Work to do:
Repeat the records below exactly.
### Supplied records ###
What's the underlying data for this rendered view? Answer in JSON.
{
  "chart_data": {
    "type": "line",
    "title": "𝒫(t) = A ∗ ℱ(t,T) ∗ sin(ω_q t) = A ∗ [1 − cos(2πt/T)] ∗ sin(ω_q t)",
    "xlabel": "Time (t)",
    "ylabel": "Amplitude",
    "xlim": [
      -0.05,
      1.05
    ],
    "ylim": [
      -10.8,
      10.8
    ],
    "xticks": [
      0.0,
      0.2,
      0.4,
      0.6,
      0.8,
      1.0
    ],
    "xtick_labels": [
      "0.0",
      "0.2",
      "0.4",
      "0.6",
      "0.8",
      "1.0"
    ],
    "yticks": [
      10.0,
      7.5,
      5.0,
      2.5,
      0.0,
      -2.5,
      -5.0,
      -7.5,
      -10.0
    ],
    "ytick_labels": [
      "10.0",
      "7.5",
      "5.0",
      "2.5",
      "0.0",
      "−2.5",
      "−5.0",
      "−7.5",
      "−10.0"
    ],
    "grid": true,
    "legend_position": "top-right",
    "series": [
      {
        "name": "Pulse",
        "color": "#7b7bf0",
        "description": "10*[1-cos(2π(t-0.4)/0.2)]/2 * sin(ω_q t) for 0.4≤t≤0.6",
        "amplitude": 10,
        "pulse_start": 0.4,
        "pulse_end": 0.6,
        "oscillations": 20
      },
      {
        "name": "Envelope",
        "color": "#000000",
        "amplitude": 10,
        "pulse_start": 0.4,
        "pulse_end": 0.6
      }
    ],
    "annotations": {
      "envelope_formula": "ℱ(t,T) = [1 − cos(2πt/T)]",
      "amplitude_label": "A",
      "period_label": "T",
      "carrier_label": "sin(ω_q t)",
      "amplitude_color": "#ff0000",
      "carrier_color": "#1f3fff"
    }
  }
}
###
Solved problem:
What's the underlying data for this rendered view? Answer in JSON.
{
  "chart_data": {
    "type": "line",
    "title": "𝒫(t) = A ∗ ℱ(t,T) ∗ sin(ω_q t) = A ∗ [1 − cos(2πt/T)] ∗ sin(ω_q t)",
    "xlabel": "Time (t)",
    "ylabel": "Amplitude",
    "xlim": [
      -0.05,
      1.05
    ],
    "ylim": [
      -10.8,
      10.8
    ],
    "xticks": [
      0.0,
      0.2,
      0.4,
      0.6,
      0.8,
      1.0
    ],
    "xtick_labels": [
      "0.0",
      "0.2",
      "0.4",
      "0.6",
      "0.8",
      "1.0"
    ],
    "yticks": [
      10.0,
      7.5,
      5.0,
      2.5,
      0.0,
      -2.5,
      -5.0,
      -7.5,
      -10.0
    ],
    "ytick_labels": [
      "10.0",
      "7.5",
      "5.0",
      "2.5",
      "0.0",
      "−2.5",
      "−5.0",
      "−7.5",
      "−10.0"
    ],
    "grid": true,
    "legend_position": "top-right",
    "series": [
      {
        "name": "Pulse",
        "color": "#7b7bf0",
        "description": "10*[1-cos(2π(t-0.4)/0.2)]/2 * sin(ω_q t) for 0.4≤t≤0.6",
        "amplitude": 10,
        "pulse_start": 0.4,
        "pulse_end": 0.6,
        "oscillations": 20
      },
      {
        "name": "Envelope",
        "color": "#000000",
        "amplitude": 10,
        "pulse_start": 0.4,
        "pulse_end": 0.6
      }
    ],
    "annotations": {
      "envelope_formula": "ℱ(t,T) = [1 − cos(2πt/T)]",
      "amplitude_label": "A",
      "period_label": "T",
      "carrier_label": "sin(ω_q t)",
      "amplitude_color": "#ff0000",
      "carrier_color": "#1f3fff"
    }
  }
}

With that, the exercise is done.